start
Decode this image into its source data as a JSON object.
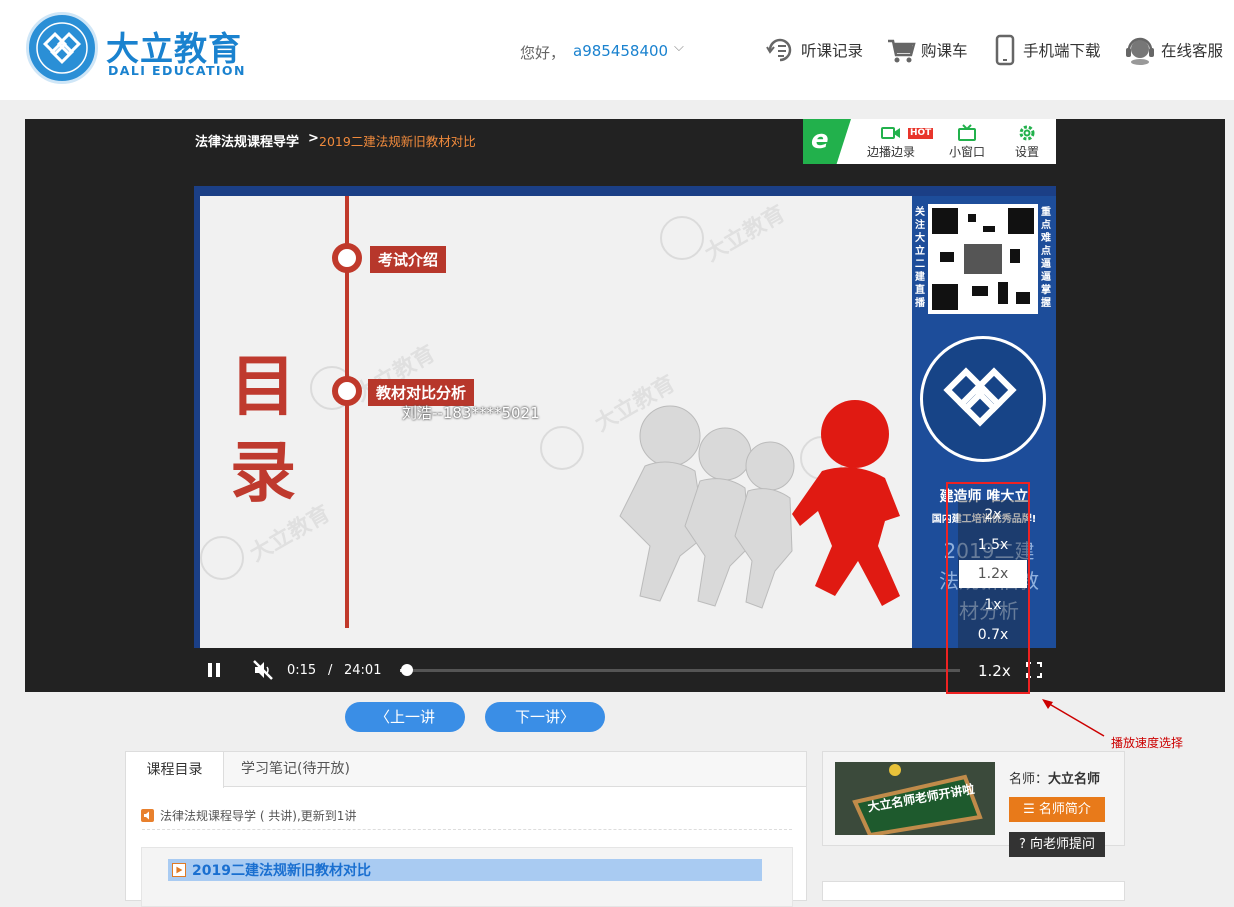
{
  "header": {
    "brand_cn": "大立教育",
    "brand_en": "DALI EDUCATION",
    "greeting": "您好，",
    "username": "a985458400",
    "nav": [
      {
        "label": "听课记录",
        "icon": "history-icon"
      },
      {
        "label": "购课车",
        "icon": "cart-icon"
      },
      {
        "label": "手机端下载",
        "icon": "mobile-icon"
      },
      {
        "label": "在线客服",
        "icon": "headset-icon"
      }
    ]
  },
  "player": {
    "breadcrumb_parent": "法律法规课程导学",
    "breadcrumb_sep": ">",
    "breadcrumb_current": "2019二建法规新旧教材对比",
    "tools": [
      {
        "label": "边播边录",
        "icon": "record-icon",
        "badge": "HOT"
      },
      {
        "label": "小窗口",
        "icon": "tv-icon"
      },
      {
        "label": "设置",
        "icon": "gear-icon"
      }
    ],
    "slide": {
      "toc_title": "目录",
      "items": [
        "考试介绍",
        "教材对比分析"
      ],
      "watermark_user": "刘浩--183****5021",
      "watermark_brand": "大立教育",
      "side_follow": "关注大立二建直播",
      "side_focus": "重点难点逼逼掌握",
      "side_slogan": "建造师 唯大立",
      "side_slogan2": "国内建工培训优秀品牌!",
      "side_title": "2019二建法规新旧教材分析"
    },
    "time_current": "0:15",
    "time_sep": "/",
    "time_total": "24:01",
    "progress": 0.01,
    "speed_current": "1.2x",
    "speed_options": [
      "2x",
      "1.5x",
      "1.2x",
      "1x",
      "0.7x"
    ],
    "speed_selected": "1.2x",
    "annotation": "播放速度选择"
  },
  "nav_buttons": {
    "prev": "上一讲",
    "next": "下一讲"
  },
  "course": {
    "tabs": [
      "课程目录",
      "学习笔记(待开放)"
    ],
    "summary": "法律法规课程导学 ( 共讲),更新到1讲",
    "lesson_title": "2019二建法规新旧教材对比"
  },
  "teacher": {
    "label_prefix": "名师：",
    "name": "大立名师",
    "intro_button": "名师简介",
    "ask_button": "向老师提问",
    "img_text": "大立名师老师开讲啦"
  },
  "colors": {
    "brand_blue": "#1a82cf",
    "accent_orange": "#e87a1a",
    "slide_red": "#c0392b",
    "annotation_red": "#e22"
  }
}
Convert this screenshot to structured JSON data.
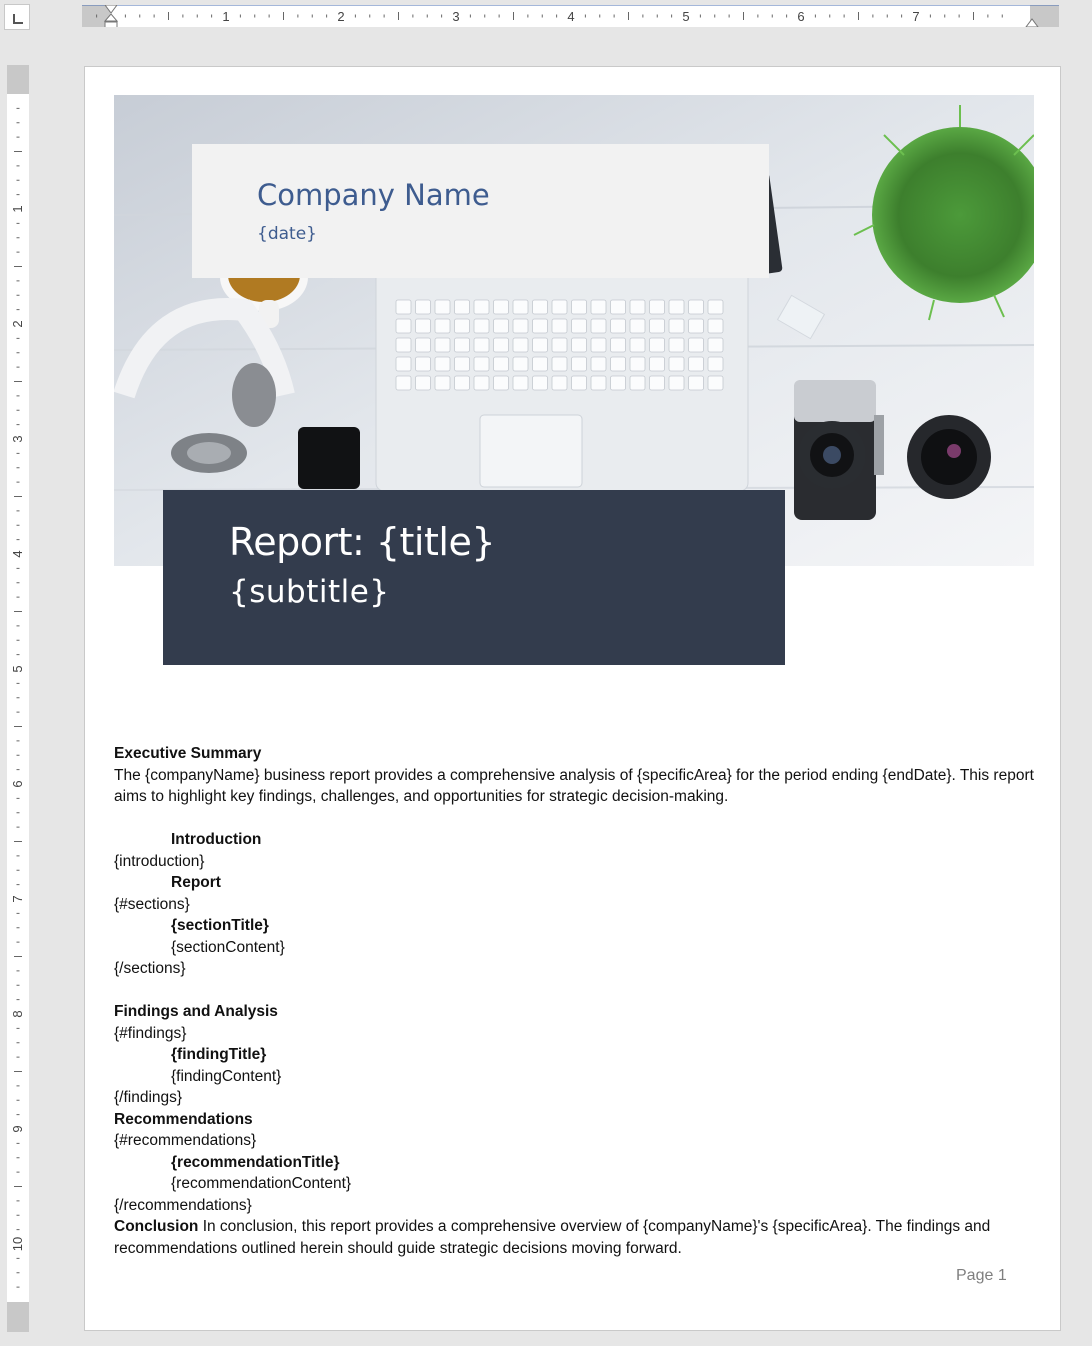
{
  "ruler": {
    "horizontal_numbers": [
      "1",
      "2",
      "3",
      "4",
      "5",
      "6",
      "7"
    ],
    "vertical_numbers": [
      "1",
      "2",
      "3",
      "4",
      "5",
      "6",
      "7",
      "8",
      "9",
      "10"
    ]
  },
  "cover": {
    "company_name": "Company Name",
    "date": "{date}",
    "title": "Report: {title}",
    "subtitle": "{subtitle}",
    "colors": {
      "accent": "#3e5c8f",
      "title_bg": "#333c4d",
      "company_bg": "#f2f2f2"
    }
  },
  "content": {
    "exec_heading": "Executive Summary",
    "exec_text": "The {companyName} business report provides a comprehensive analysis of {specificArea} for the period ending {endDate}. This report aims to highlight key findings, challenges, and opportunities for strategic decision-making.",
    "intro_heading": "Introduction",
    "intro_tag": "{introduction}",
    "report_heading": "Report",
    "sections_open": "{#sections}",
    "section_title": "{sectionTitle}",
    "section_content": "{sectionContent}",
    "sections_close": "{/sections}",
    "findings_heading": "Findings and Analysis",
    "findings_open": "{#findings}",
    "finding_title": "{findingTitle}",
    "finding_content": "{findingContent}",
    "findings_close": "{/findings}",
    "recommendations_heading": "Recommendations",
    "recommendations_open": "{#recommendations}",
    "recommendation_title": "{recommendationTitle}",
    "recommendation_content": "{recommendationContent}",
    "recommendations_close": "{/recommendations}",
    "conclusion_heading": "Conclusion",
    "conclusion_text": " In conclusion, this report provides a comprehensive overview of {companyName}'s {specificArea}. The findings and recommendations outlined herein should guide strategic decisions moving forward."
  },
  "footer": {
    "page_label": "Page 1"
  }
}
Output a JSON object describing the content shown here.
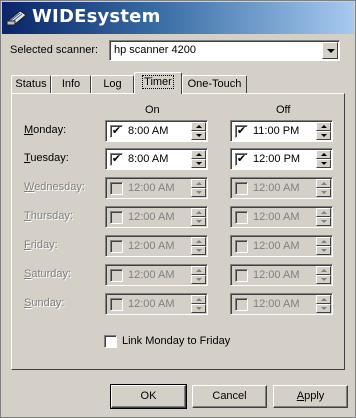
{
  "window": {
    "title": "WIDEsystem",
    "logo_icon": "scanner-logo-icon"
  },
  "scanner": {
    "label": "Selected scanner:",
    "value": "hp scanner 4200"
  },
  "tabs": [
    {
      "label": "Status",
      "active": false
    },
    {
      "label": "Info",
      "active": false
    },
    {
      "label": "Log",
      "active": false
    },
    {
      "label": "Timer",
      "active": true
    },
    {
      "label": "One-Touch",
      "active": false
    }
  ],
  "timer": {
    "on_header": "On",
    "off_header": "Off",
    "days": [
      {
        "label": "Monday",
        "underline": "M",
        "rest": "onday:",
        "enabled": true,
        "on": {
          "checked": true,
          "time": "8:00 AM"
        },
        "off": {
          "checked": true,
          "time": "11:00 PM"
        }
      },
      {
        "label": "Tuesday",
        "underline": "T",
        "rest": "uesday:",
        "enabled": true,
        "on": {
          "checked": true,
          "time": "8:00 AM"
        },
        "off": {
          "checked": true,
          "time": "12:00 PM"
        }
      },
      {
        "label": "Wednesday",
        "underline": "W",
        "rest": "ednesday:",
        "enabled": false,
        "on": {
          "checked": false,
          "time": "12:00 AM"
        },
        "off": {
          "checked": false,
          "time": "12:00 AM"
        }
      },
      {
        "label": "Thursday",
        "underline": "T",
        "rest": "hursday:",
        "enabled": false,
        "on": {
          "checked": false,
          "time": "12:00 AM"
        },
        "off": {
          "checked": false,
          "time": "12:00 AM"
        }
      },
      {
        "label": "Friday",
        "underline": "F",
        "rest": "riday:",
        "enabled": false,
        "on": {
          "checked": false,
          "time": "12:00 AM"
        },
        "off": {
          "checked": false,
          "time": "12:00 AM"
        }
      },
      {
        "label": "Saturday",
        "underline": "S",
        "rest": "aturday:",
        "enabled": false,
        "on": {
          "checked": false,
          "time": "12:00 AM"
        },
        "off": {
          "checked": false,
          "time": "12:00 AM"
        }
      },
      {
        "label": "Sunday",
        "underline": "S",
        "rest": "unday:",
        "enabled": false,
        "on": {
          "checked": false,
          "time": "12:00 AM"
        },
        "off": {
          "checked": false,
          "time": "12:00 AM"
        }
      }
    ],
    "link_label": "Link Monday to Friday",
    "link_checked": false
  },
  "buttons": {
    "ok": "OK",
    "cancel": "Cancel",
    "apply": "Apply",
    "apply_underline": "A",
    "apply_rest": "pply"
  }
}
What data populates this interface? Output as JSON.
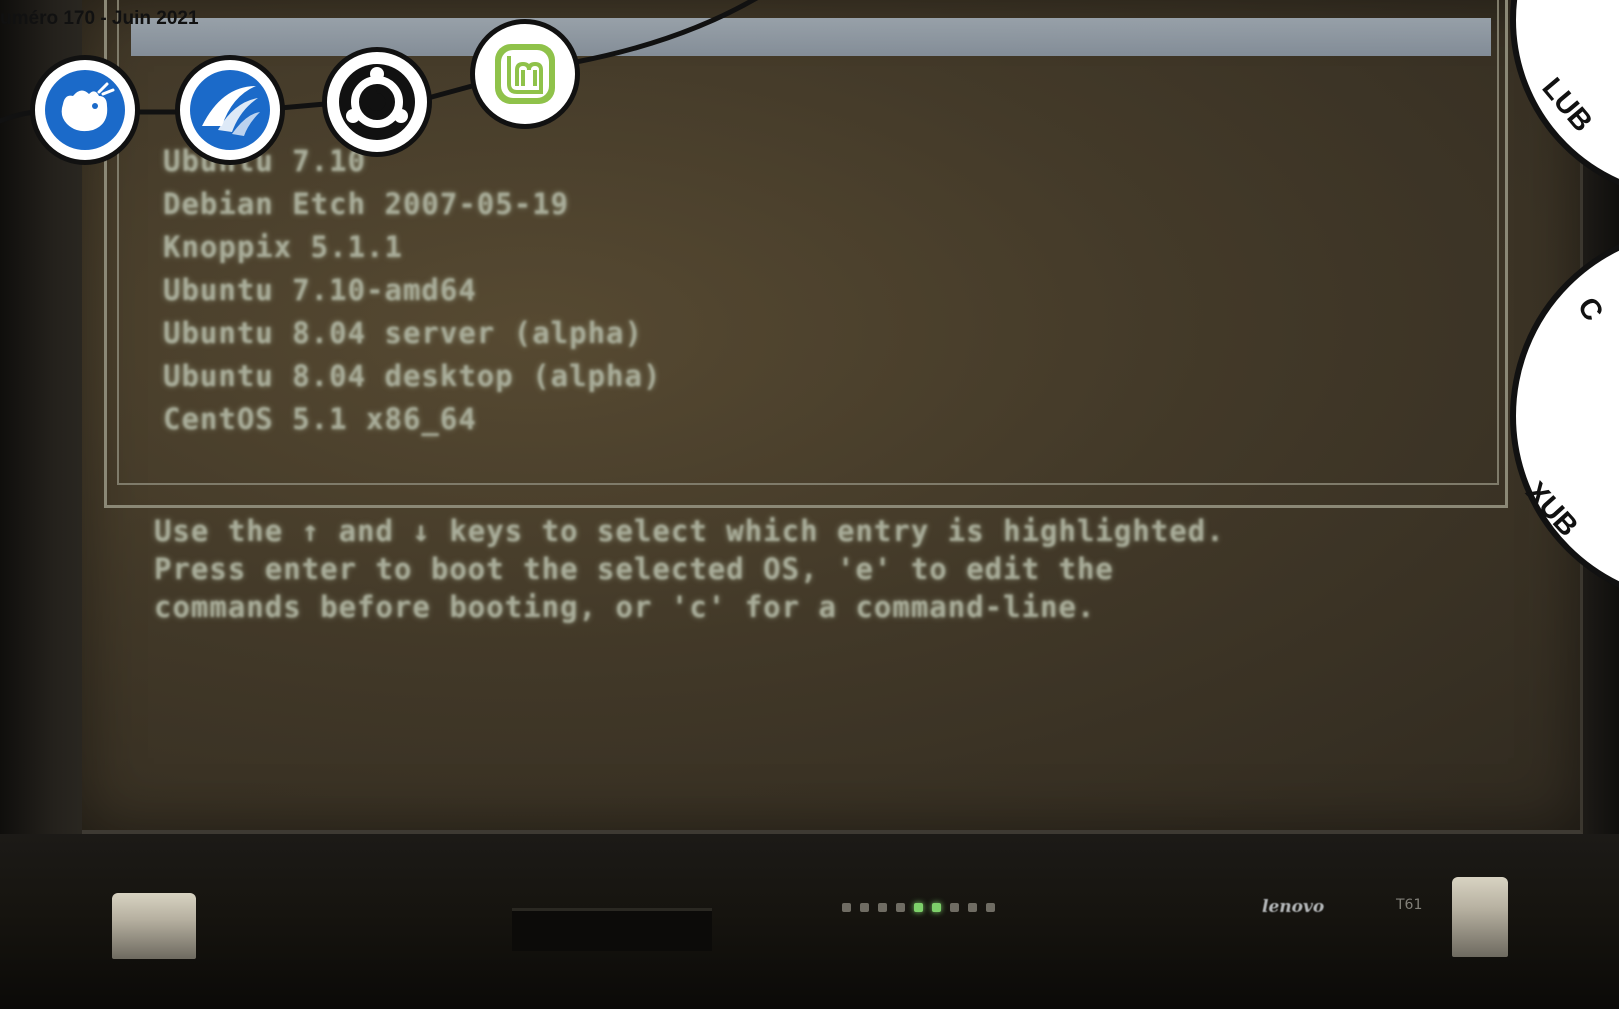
{
  "magazine": {
    "issue_label": "uméro 170 - Juin 2021",
    "side_labels": {
      "lubuntu": "LUB",
      "kubuntu": "C",
      "xubuntu": "XUB"
    },
    "logos": [
      "xfce-mouse-icon",
      "lubuntu-bird-icon",
      "ubuntu-budgie-icon",
      "linux-mint-icon"
    ],
    "colors": {
      "ink": "#111111",
      "logo_blue": "#1b6ac9",
      "mint_green": "#8fc24a"
    }
  },
  "screen": {
    "menu_entries": [
      "Ubuntu 7.10",
      "Debian Etch 2007-05-19",
      "Knoppix 5.1.1",
      "Ubuntu 7.10-amd64",
      "Ubuntu 8.04 server (alpha)",
      "Ubuntu 8.04 desktop (alpha)",
      "CentOS 5.1 x86_64"
    ],
    "help_lines": [
      "Use the ↑ and ↓ keys to select which entry is highlighted.",
      "Press enter to boot the selected OS, 'e' to edit the",
      "commands before booting, or 'c' for a command-line."
    ]
  },
  "laptop": {
    "brand": "lenovo",
    "model": "T61",
    "indicator_leds": [
      "off",
      "off",
      "off",
      "off",
      "on",
      "on",
      "off",
      "off",
      "off"
    ]
  }
}
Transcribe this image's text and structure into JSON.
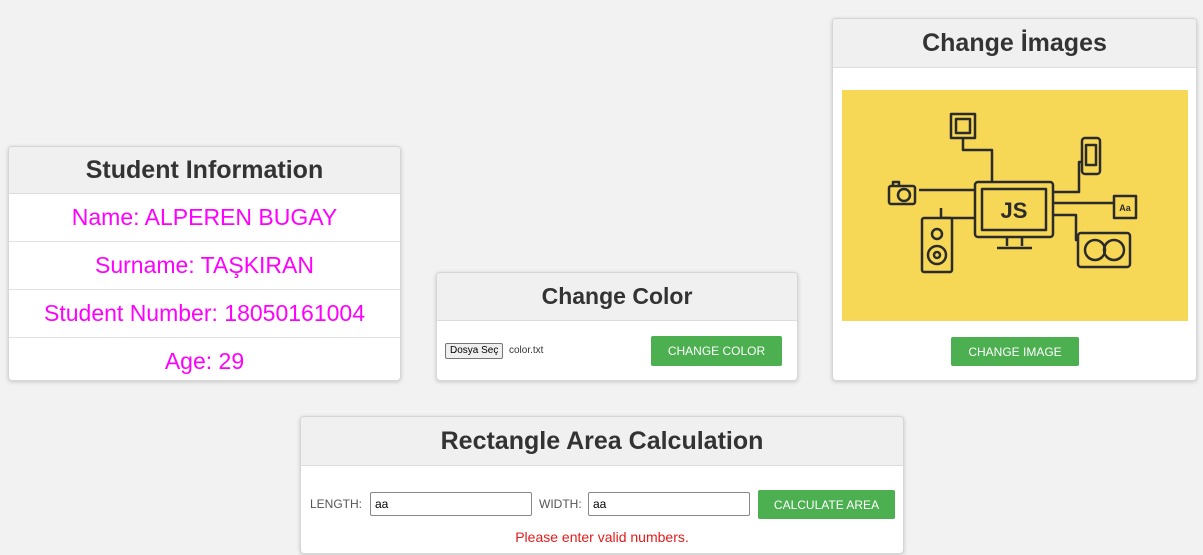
end
__TASK STATEMENT__: Leave images out of the retyped records; keep all else exact.

__TASK RESPONSE__:
Decode this image into its source data as a JSON object.
{
  "header": {
    "brand_cn": "大立教育",
    "brand_en": "DALI EDUCATION",
    "greeting": "您好，",
    "username": "a985458400",
    "nav": [
      {
        "label": "听课记录",
        "icon": "history-icon"
      },
      {
        "label": "购课车",
        "icon": "cart-icon"
      },
      {
        "label": "手机端下载",
        "icon": "mobile-icon"
      },
      {
        "label": "在线客服",
        "icon": "headset-icon"
      }
    ]
  },
  "player": {
    "breadcrumb_parent": "法律法规课程导学",
    "breadcrumb_sep": ">",
    "breadcrumb_current": "2019二建法规新旧教材对比",
    "tools": [
      {
        "label": "边播边录",
        "icon": "record-icon",
        "badge": "HOT"
      },
      {
        "label": "小窗口",
        "icon": "tv-icon"
      },
      {
        "label": "设置",
        "icon": "gear-icon"
      }
    ],
    "slide": {
      "toc_title": "目录",
      "items": [
        "考试介绍",
        "教材对比分析"
      ],
      "watermark_user": "刘浩--183****5021",
      "watermark_brand": "大立教育",
      "side_follow": "关注大立二建直播",
      "side_focus": "重点难点逼逼掌握",
      "side_slogan": "建造师 唯大立",
      "side_slogan2": "国内建工培训优秀品牌!",
      "side_title": "2019二建法规新旧教材分析"
    },
    "time_current": "0:15",
    "time_sep": "/",
    "time_total": "24:01",
    "progress": 0.01,
    "speed_current": "1.2x",
    "speed_options": [
      "2x",
      "1.5x",
      "1.2x",
      "1x",
      "0.7x"
    ],
    "speed_selected": "1.2x",
    "annotation": "播放速度选择"
  },
  "nav_buttons": {
    "prev": "上一讲",
    "next": "下一讲"
  },
  "course": {
    "tabs": [
      "课程目录",
      "学习笔记(待开放)"
    ],
    "summary": "法律法规课程导学 ( 共讲),更新到1讲",
    "lesson_title": "2019二建法规新旧教材对比"
  },
  "teacher": {
    "label_prefix": "名师：",
    "name": "大立名师",
    "intro_button": "名师简介",
    "ask_button": "向老师提问",
    "img_text": "大立名师老师开讲啦"
  },
  "colors": {
    "brand_blue": "#1a82cf",
    "accent_orange": "#e87a1a",
    "slide_red": "#c0392b",
    "annotation_red": "#e22"
  }
}
Convert this screenshot to structured JSON data.
{
  "ruler": {
    "horizontal_numbers": [
      "1",
      "2",
      "3",
      "4",
      "5",
      "6",
      "7"
    ],
    "vertical_numbers": [
      "1",
      "2",
      "3",
      "4",
      "5",
      "6",
      "7",
      "8",
      "9",
      "10"
    ]
  },
  "cover": {
    "company_name": "Company Name",
    "date": "{date}",
    "title": "Report: {title}",
    "subtitle": "{subtitle}",
    "colors": {
      "accent": "#3e5c8f",
      "title_bg": "#333c4d",
      "company_bg": "#f2f2f2"
    }
  },
  "content": {
    "exec_heading": "Executive Summary",
    "exec_text": "The {companyName} business report provides a comprehensive analysis of {specificArea} for the period ending {endDate}. This report aims to highlight key findings, challenges, and opportunities for strategic decision-making.",
    "intro_heading": "Introduction",
    "intro_tag": "{introduction}",
    "report_heading": "Report",
    "sections_open": "{#sections}",
    "section_title": "{sectionTitle}",
    "section_content": "{sectionContent}",
    "sections_close": "{/sections}",
    "findings_heading": "Findings and Analysis",
    "findings_open": "{#findings}",
    "finding_title": "{findingTitle}",
    "finding_content": "{findingContent}",
    "findings_close": "{/findings}",
    "recommendations_heading": "Recommendations",
    "recommendations_open": "{#recommendations}",
    "recommendation_title": "{recommendationTitle}",
    "recommendation_content": "{recommendationContent}",
    "recommendations_close": "{/recommendations}",
    "conclusion_heading": "Conclusion",
    "conclusion_text": " In conclusion, this report provides a comprehensive overview of {companyName}'s {specificArea}. The findings and recommendations outlined herein should guide strategic decisions moving forward."
  },
  "footer": {
    "page_label": "Page 1"
  }
}
Output a JSON object describing the content shown here.
{
  "window": {
    "title": "WIDEsystem",
    "logo_icon": "scanner-logo-icon"
  },
  "scanner": {
    "label": "Selected scanner:",
    "value": "hp scanner 4200"
  },
  "tabs": [
    {
      "label": "Status",
      "active": false
    },
    {
      "label": "Info",
      "active": false
    },
    {
      "label": "Log",
      "active": false
    },
    {
      "label": "Timer",
      "active": true
    },
    {
      "label": "One-Touch",
      "active": false
    }
  ],
  "timer": {
    "on_header": "On",
    "off_header": "Off",
    "days": [
      {
        "label": "Monday",
        "underline": "M",
        "rest": "onday:",
        "enabled": true,
        "on": {
          "checked": true,
          "time": "8:00 AM"
        },
        "off": {
          "checked": true,
          "time": "11:00 PM"
        }
      },
      {
        "label": "Tuesday",
        "underline": "T",
        "rest": "uesday:",
        "enabled": true,
        "on": {
          "checked": true,
          "time": "8:00 AM"
        },
        "off": {
          "checked": true,
          "time": "12:00 PM"
        }
      },
      {
        "label": "Wednesday",
        "underline": "W",
        "rest": "ednesday:",
        "enabled": false,
        "on": {
          "checked": false,
          "time": "12:00 AM"
        },
        "off": {
          "checked": false,
          "time": "12:00 AM"
        }
      },
      {
        "label": "Thursday",
        "underline": "T",
        "rest": "hursday:",
        "enabled": false,
        "on": {
          "checked": false,
          "time": "12:00 AM"
        },
        "off": {
          "checked": false,
          "time": "12:00 AM"
        }
      },
      {
        "label": "Friday",
        "underline": "F",
        "rest": "riday:",
        "enabled": false,
        "on": {
          "checked": false,
          "time": "12:00 AM"
        },
        "off": {
          "checked": false,
          "time": "12:00 AM"
        }
      },
      {
        "label": "Saturday",
        "underline": "S",
        "rest": "aturday:",
        "enabled": false,
        "on": {
          "checked": false,
          "time": "12:00 AM"
        },
        "off": {
          "checked": false,
          "time": "12:00 AM"
        }
      },
      {
        "label": "Sunday",
        "underline": "S",
        "rest": "unday:",
        "enabled": false,
        "on": {
          "checked": false,
          "time": "12:00 AM"
        },
        "off": {
          "checked": false,
          "time": "12:00 AM"
        }
      }
    ],
    "link_label": "Link Monday to Friday",
    "link_checked": false
  },
  "buttons": {
    "ok": "OK",
    "cancel": "Cancel",
    "apply": "Apply",
    "apply_underline": "A",
    "apply_rest": "pply"
  }
}
What data populates this interface? Output as JSON.
{
  "magazine": {
    "issue_label": "uméro 170 - Juin 2021",
    "side_labels": {
      "lubuntu": "LUB",
      "kubuntu": "C",
      "xubuntu": "XUB"
    },
    "logos": [
      "xfce-mouse-icon",
      "lubuntu-bird-icon",
      "ubuntu-budgie-icon",
      "linux-mint-icon"
    ],
    "colors": {
      "ink": "#111111",
      "logo_blue": "#1b6ac9",
      "mint_green": "#8fc24a"
    }
  },
  "screen": {
    "menu_entries": [
      "Ubuntu 7.10",
      "Debian Etch 2007-05-19",
      "Knoppix 5.1.1",
      "Ubuntu 7.10-amd64",
      "Ubuntu 8.04 server (alpha)",
      "Ubuntu 8.04 desktop (alpha)",
      "CentOS 5.1 x86_64"
    ],
    "help_lines": [
      "Use the ↑ and ↓ keys to select which entry is highlighted.",
      "Press enter to boot the selected OS, 'e' to edit the",
      "commands before booting, or 'c' for a command-line."
    ]
  },
  "laptop": {
    "brand": "lenovo",
    "model": "T61",
    "indicator_leds": [
      "off",
      "off",
      "off",
      "off",
      "on",
      "on",
      "off",
      "off",
      "off"
    ]
  }
}
Transcribe this image's text and structure into JSON.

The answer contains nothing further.